> **What is expected**:
Copy out exactly the lines running from the one with "What data populates" through the final line, both ends included, and nothing else. Pictures stay out of the copy.

> **Collected data**:
******************************
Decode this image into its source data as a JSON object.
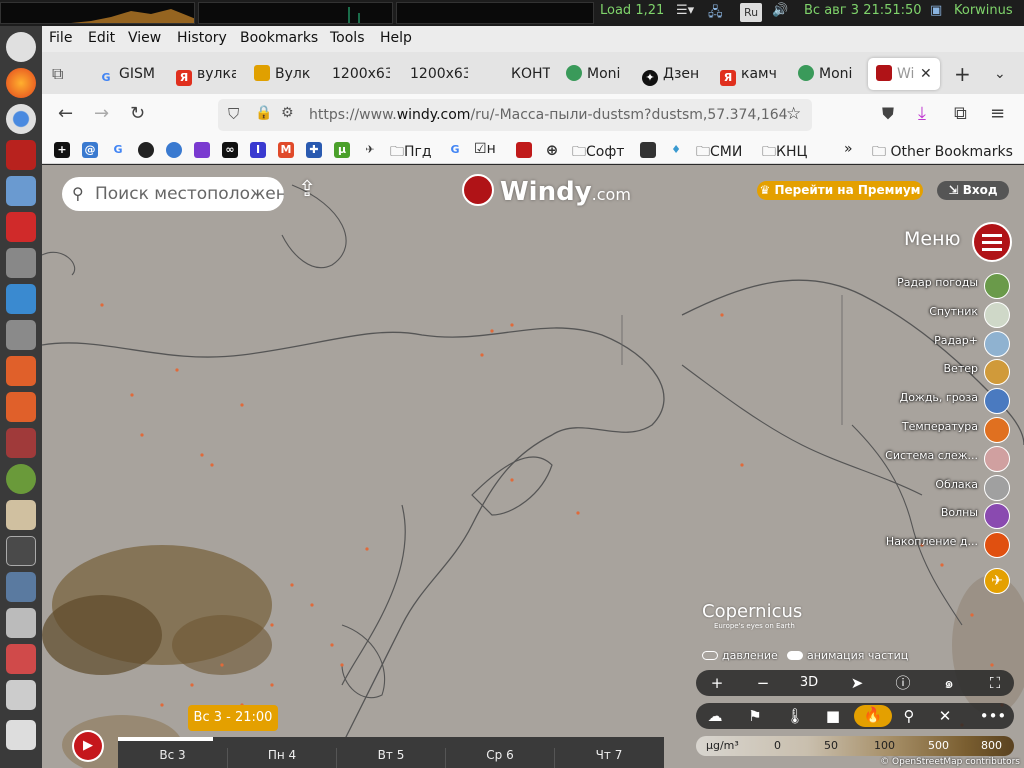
{
  "system": {
    "load": "Load 1,21",
    "lang": "Ru",
    "clock": "Вс авг  3 21:51:50",
    "user": "Korwinus"
  },
  "menu": {
    "file": "File",
    "edit": "Edit",
    "view": "View",
    "history": "History",
    "bookmarks": "Bookmarks",
    "tools": "Tools",
    "help": "Help"
  },
  "tabs": [
    {
      "label": "GISM",
      "icon": "google-icon"
    },
    {
      "label": "вулка",
      "icon": "yandex-icon"
    },
    {
      "label": "Вулк",
      "icon": "image-icon"
    },
    {
      "label": "1200x63",
      "icon": ""
    },
    {
      "label": "1200x63",
      "icon": ""
    },
    {
      "label": "КОНТ",
      "icon": ""
    },
    {
      "label": "Moni",
      "icon": "monitor-icon"
    },
    {
      "label": "Дзен",
      "icon": "dzen-icon"
    },
    {
      "label": "камч",
      "icon": "yandex-icon"
    },
    {
      "label": "Moni",
      "icon": "monitor-icon"
    },
    {
      "label": "Wi",
      "icon": "windy-icon"
    }
  ],
  "url": {
    "prefix": "https://www.",
    "domain": "windy.com",
    "rest": "/ru/-Масса-пыли-dustsm?dustsm,57.374,164"
  },
  "bookmarks": {
    "pgd": "Пгд",
    "n": "н",
    "soft": "Софт",
    "smi": "СМИ",
    "knc": "КНЦ",
    "other": "Other Bookmarks"
  },
  "windy": {
    "search_placeholder": "Поиск местоположен",
    "logo": "Windy",
    "logo_suffix": ".com",
    "premium": "Перейти на Премиум",
    "login": "Вход",
    "menu": "Меню"
  },
  "layers": [
    {
      "label": "Радар погоды",
      "color": "#6a9a4a"
    },
    {
      "label": "Спутник",
      "color": "#cfd8c8"
    },
    {
      "label": "Радар+",
      "color": "#8fb2d0"
    },
    {
      "label": "Ветер",
      "color": "#d09a3a"
    },
    {
      "label": "Дождь, гроза",
      "color": "#4a7ac0"
    },
    {
      "label": "Температура",
      "color": "#e07020"
    },
    {
      "label": "Система слеж...",
      "color": "#d0a0a0"
    },
    {
      "label": "Облака",
      "color": "#a0a0a0"
    },
    {
      "label": "Волны",
      "color": "#8a4ab0"
    },
    {
      "label": "Накопление д...",
      "color": "#e05010"
    }
  ],
  "attribution": {
    "copernicus": "opernicus",
    "copernicus_sub": "Europe's eyes on Earth",
    "osm": "© OpenStreetMap contributors"
  },
  "toggles": {
    "pressure": "давление",
    "particles": "анимация частиц"
  },
  "controls": {
    "plus": "+",
    "minus": "−",
    "threed": "3D"
  },
  "legend": {
    "unit": "μg/m³",
    "v0": "0",
    "v1": "50",
    "v2": "100",
    "v3": "500",
    "v4": "800"
  },
  "timeline": {
    "current": "Вс 3 - 21:00",
    "days": [
      "Вс 3",
      "Пн 4",
      "Вт 5",
      "Ср 6",
      "Чт 7"
    ]
  }
}
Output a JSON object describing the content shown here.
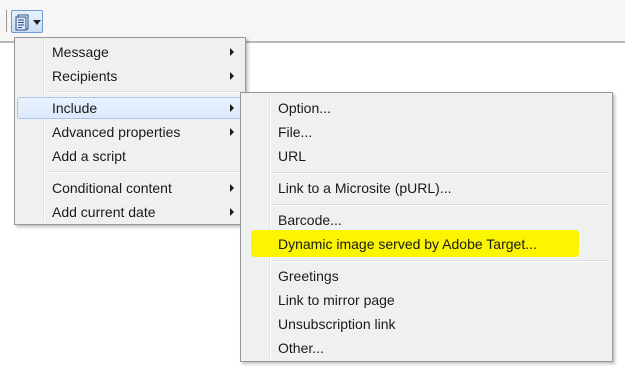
{
  "toolbar": {
    "button_icon": "document-insert-icon"
  },
  "main_menu": {
    "items": [
      {
        "label": "Message",
        "submenu": true
      },
      {
        "label": "Recipients",
        "submenu": true
      },
      {
        "label": "Include",
        "submenu": true,
        "active": true
      },
      {
        "label": "Advanced properties",
        "submenu": true
      },
      {
        "label": "Add a script",
        "submenu": false
      },
      {
        "label": "Conditional content",
        "submenu": true
      },
      {
        "label": "Add current date",
        "submenu": true
      }
    ]
  },
  "include_submenu": {
    "items": [
      {
        "label": "Option..."
      },
      {
        "label": "File..."
      },
      {
        "label": "URL"
      },
      {
        "label": "Link to a Microsite (pURL)..."
      },
      {
        "label": "Barcode..."
      },
      {
        "label": "Dynamic image served by Adobe Target...",
        "highlighted": true
      },
      {
        "label": "Greetings"
      },
      {
        "label": "Link to mirror page"
      },
      {
        "label": "Unsubscription link"
      },
      {
        "label": "Other..."
      }
    ],
    "highlight_color": "#fbf500"
  }
}
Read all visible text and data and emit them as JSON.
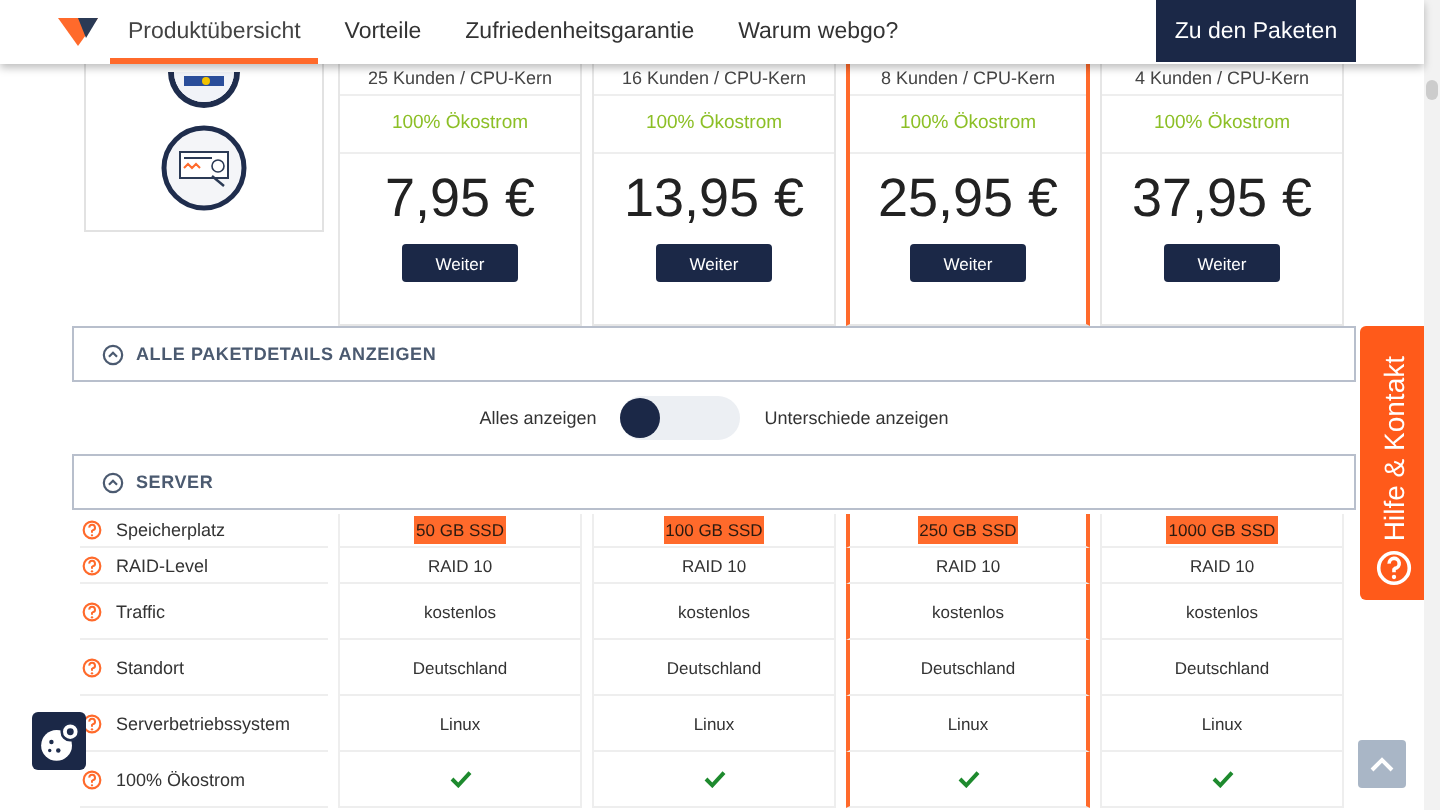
{
  "nav": {
    "items": [
      {
        "label": "Produktübersicht",
        "selected": true
      },
      {
        "label": "Vorteile",
        "selected": false
      },
      {
        "label": "Zufriedenheitsgarantie",
        "selected": false
      },
      {
        "label": "Warum webgo?",
        "selected": false
      }
    ],
    "cta": "Zu den Paketen"
  },
  "plans": [
    {
      "customers": "25 Kunden / CPU-Kern",
      "eco": "100% Ökostrom",
      "price": "7,95 €",
      "button": "Weiter",
      "highlighted": false
    },
    {
      "customers": "16 Kunden / CPU-Kern",
      "eco": "100% Ökostrom",
      "price": "13,95 €",
      "button": "Weiter",
      "highlighted": false
    },
    {
      "customers": "8 Kunden / CPU-Kern",
      "eco": "100% Ökostrom",
      "price": "25,95 €",
      "button": "Weiter",
      "highlighted": true
    },
    {
      "customers": "4 Kunden / CPU-Kern",
      "eco": "100% Ökostrom",
      "price": "37,95 €",
      "button": "Weiter",
      "highlighted": false
    }
  ],
  "details_bar": {
    "label": "ALLE PAKETDETAILS ANZEIGEN"
  },
  "view_switch": {
    "left": "Alles anzeigen",
    "right": "Unterschiede anzeigen",
    "on": false
  },
  "section": {
    "title": "SERVER"
  },
  "features": [
    {
      "label": "Speicherplatz",
      "kind": "badge",
      "values": [
        "50 GB SSD",
        "100 GB SSD",
        "250 GB SSD",
        "1000 GB SSD"
      ]
    },
    {
      "label": "RAID-Level",
      "kind": "text",
      "values": [
        "RAID 10",
        "RAID 10",
        "RAID 10",
        "RAID 10"
      ]
    },
    {
      "label": "Traffic",
      "kind": "text",
      "values": [
        "kostenlos",
        "kostenlos",
        "kostenlos",
        "kostenlos"
      ]
    },
    {
      "label": "Standort",
      "kind": "text",
      "values": [
        "Deutschland",
        "Deutschland",
        "Deutschland",
        "Deutschland"
      ]
    },
    {
      "label": "Serverbetriebssystem",
      "kind": "text",
      "values": [
        "Linux",
        "Linux",
        "Linux",
        "Linux"
      ]
    },
    {
      "label": "100% Ökostrom",
      "kind": "check",
      "values": [
        true,
        true,
        true,
        true
      ]
    }
  ],
  "help_tab": "Hilfe & Kontakt"
}
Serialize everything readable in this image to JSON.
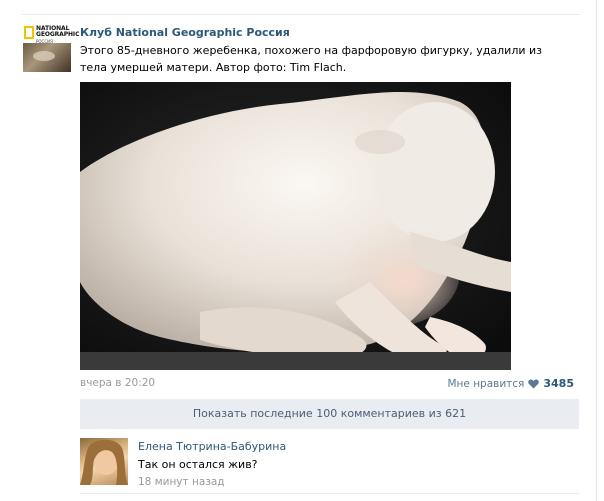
{
  "post": {
    "author": "Клуб National Geographic Россия",
    "text": "Этого 85-дневного жеребенка, похожего на фарфоровую фигурку, удалили из тела умершей матери. Автор фото: Tim Flach.",
    "avatar_logo": {
      "line1": "NATIONAL",
      "line2": "GEOGRAPHIC",
      "line3": "РОССИЯ"
    },
    "time": "вчера в 20:20",
    "like_label": "Мне нравится",
    "like_count": "3485",
    "accent_color": "#2b587a"
  },
  "comments_bar": {
    "label": "Показать последние 100 комментариев из 621"
  },
  "comments": [
    {
      "author": "Елена Тютрина-Бабурина",
      "text": "Так он остался жив?",
      "time": "18 минут назад"
    }
  ]
}
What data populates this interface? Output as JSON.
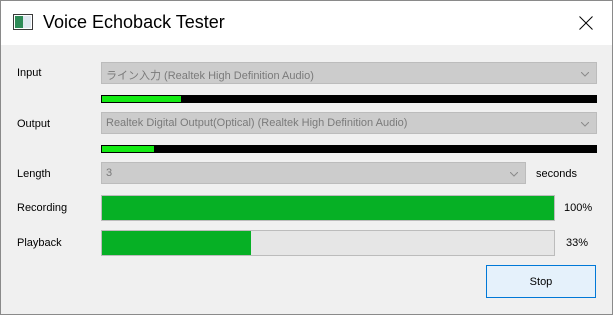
{
  "window": {
    "title": "Voice Echoback Tester",
    "icon": "app-window-icon",
    "close_icon": "close-icon"
  },
  "input": {
    "label": "Input",
    "selected_device": "ライン入力 (Realtek High Definition Audio)",
    "level": 0.16
  },
  "output": {
    "label": "Output",
    "selected_device": "Realtek Digital Output(Optical) (Realtek High Definition Audio)",
    "level": 0.105
  },
  "length": {
    "label": "Length",
    "value": "3",
    "unit": "seconds"
  },
  "recording": {
    "label": "Recording",
    "percent_text": "100%",
    "progress": 1.0
  },
  "playback": {
    "label": "Playback",
    "percent_text": "33%",
    "progress": 0.33
  },
  "actions": {
    "stop_label": "Stop"
  },
  "colors": {
    "meter_fill": "#13ea13",
    "meter_track": "#000000",
    "progress_fill": "#06b025",
    "button_border": "#0078d7"
  }
}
******************************
> **Exercise result**:
What data populates this interface? Output as JSON.
{
  "window": {
    "title": "Voice Echoback Tester",
    "icon": "app-window-icon",
    "close_icon": "close-icon"
  },
  "input": {
    "label": "Input",
    "selected_device": "ライン入力 (Realtek High Definition Audio)",
    "level": 0.16
  },
  "output": {
    "label": "Output",
    "selected_device": "Realtek Digital Output(Optical) (Realtek High Definition Audio)",
    "level": 0.105
  },
  "length": {
    "label": "Length",
    "value": "3",
    "unit": "seconds"
  },
  "recording": {
    "label": "Recording",
    "percent_text": "100%",
    "progress": 1.0
  },
  "playback": {
    "label": "Playback",
    "percent_text": "33%",
    "progress": 0.33
  },
  "actions": {
    "stop_label": "Stop"
  },
  "colors": {
    "meter_fill": "#13ea13",
    "meter_track": "#000000",
    "progress_fill": "#06b025",
    "button_border": "#0078d7"
  }
}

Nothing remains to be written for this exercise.